■ **EXERCISE PROMPT**
Print the following lines from the material without any change, starting at the line that contains "- process-step-4-text: 证书撤销: [111, 411, 231, 444]" and ending after the line that contains "- process-step-3-number: （3）: [36, 320, 114, 353]".

Listings of boxed layout items
┄┄┄┄┄┄

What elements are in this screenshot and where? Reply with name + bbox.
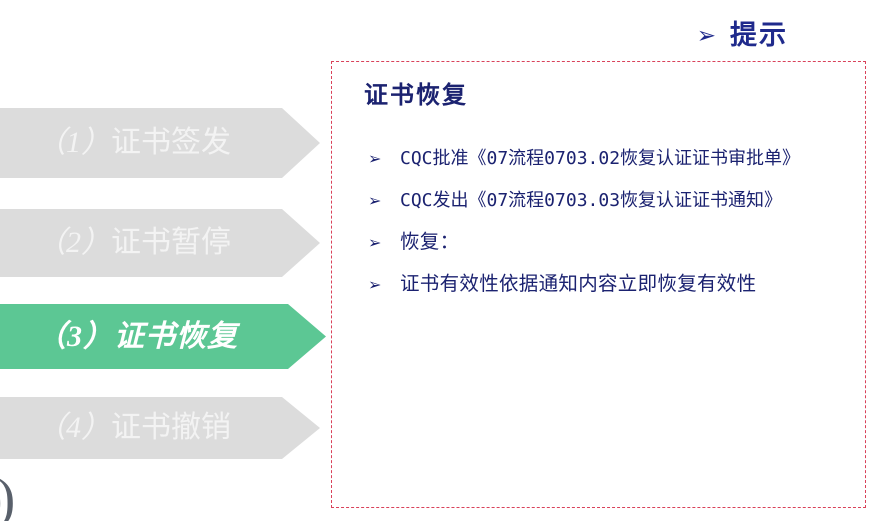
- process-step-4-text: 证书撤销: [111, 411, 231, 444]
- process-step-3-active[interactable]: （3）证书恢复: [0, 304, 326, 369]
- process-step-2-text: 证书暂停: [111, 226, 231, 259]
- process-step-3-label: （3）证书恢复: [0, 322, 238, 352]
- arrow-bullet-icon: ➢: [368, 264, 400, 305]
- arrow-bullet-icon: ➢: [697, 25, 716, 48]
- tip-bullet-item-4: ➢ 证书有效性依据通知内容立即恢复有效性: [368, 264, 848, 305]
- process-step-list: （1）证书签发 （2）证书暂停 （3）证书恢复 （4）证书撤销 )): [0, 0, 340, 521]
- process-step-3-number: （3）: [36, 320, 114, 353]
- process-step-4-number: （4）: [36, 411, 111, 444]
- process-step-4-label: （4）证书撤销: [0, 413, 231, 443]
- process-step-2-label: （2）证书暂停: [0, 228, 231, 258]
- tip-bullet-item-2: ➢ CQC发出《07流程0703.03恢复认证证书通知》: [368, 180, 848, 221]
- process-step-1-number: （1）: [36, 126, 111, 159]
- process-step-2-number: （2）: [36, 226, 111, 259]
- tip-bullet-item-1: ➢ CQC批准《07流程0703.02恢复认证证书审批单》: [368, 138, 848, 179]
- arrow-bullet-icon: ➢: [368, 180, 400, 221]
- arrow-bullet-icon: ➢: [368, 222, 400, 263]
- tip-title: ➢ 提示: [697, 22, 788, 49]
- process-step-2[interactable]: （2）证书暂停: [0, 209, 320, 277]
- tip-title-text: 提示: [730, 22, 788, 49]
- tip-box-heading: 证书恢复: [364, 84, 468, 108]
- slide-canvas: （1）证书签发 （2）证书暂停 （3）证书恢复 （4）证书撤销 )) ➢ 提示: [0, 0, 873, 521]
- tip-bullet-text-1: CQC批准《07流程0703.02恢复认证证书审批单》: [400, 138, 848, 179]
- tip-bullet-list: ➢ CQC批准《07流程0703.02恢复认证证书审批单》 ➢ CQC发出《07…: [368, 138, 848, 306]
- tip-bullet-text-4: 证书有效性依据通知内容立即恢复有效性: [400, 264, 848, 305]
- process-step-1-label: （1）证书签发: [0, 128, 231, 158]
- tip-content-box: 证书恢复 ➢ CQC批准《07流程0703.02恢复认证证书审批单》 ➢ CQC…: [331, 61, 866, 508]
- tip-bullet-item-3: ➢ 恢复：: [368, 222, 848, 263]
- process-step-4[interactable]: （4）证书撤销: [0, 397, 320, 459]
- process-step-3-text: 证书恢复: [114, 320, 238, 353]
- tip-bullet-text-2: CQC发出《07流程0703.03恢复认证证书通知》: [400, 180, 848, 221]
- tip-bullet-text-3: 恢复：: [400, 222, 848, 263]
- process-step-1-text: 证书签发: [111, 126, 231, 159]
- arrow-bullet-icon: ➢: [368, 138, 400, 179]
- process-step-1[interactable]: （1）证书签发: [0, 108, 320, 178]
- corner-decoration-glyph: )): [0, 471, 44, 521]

┄┄┄┄┄┄

■ **RESULT OF THE TASK**
- process-step-4-text: 证书撤销: [111, 411, 231, 444]
- process-step-3-active[interactable]: （3）证书恢复: [0, 304, 326, 369]
- process-step-2-text: 证书暂停: [111, 226, 231, 259]
- process-step-3-label: （3）证书恢复: [0, 322, 238, 352]
- arrow-bullet-icon: ➢: [368, 264, 400, 305]
- arrow-bullet-icon: ➢: [697, 25, 716, 48]
- tip-bullet-item-4: ➢ 证书有效性依据通知内容立即恢复有效性: [368, 264, 848, 305]
- process-step-list: （1）证书签发 （2）证书暂停 （3）证书恢复 （4）证书撤销 )): [0, 0, 340, 521]
- process-step-3-number: （3）: [36, 320, 114, 353]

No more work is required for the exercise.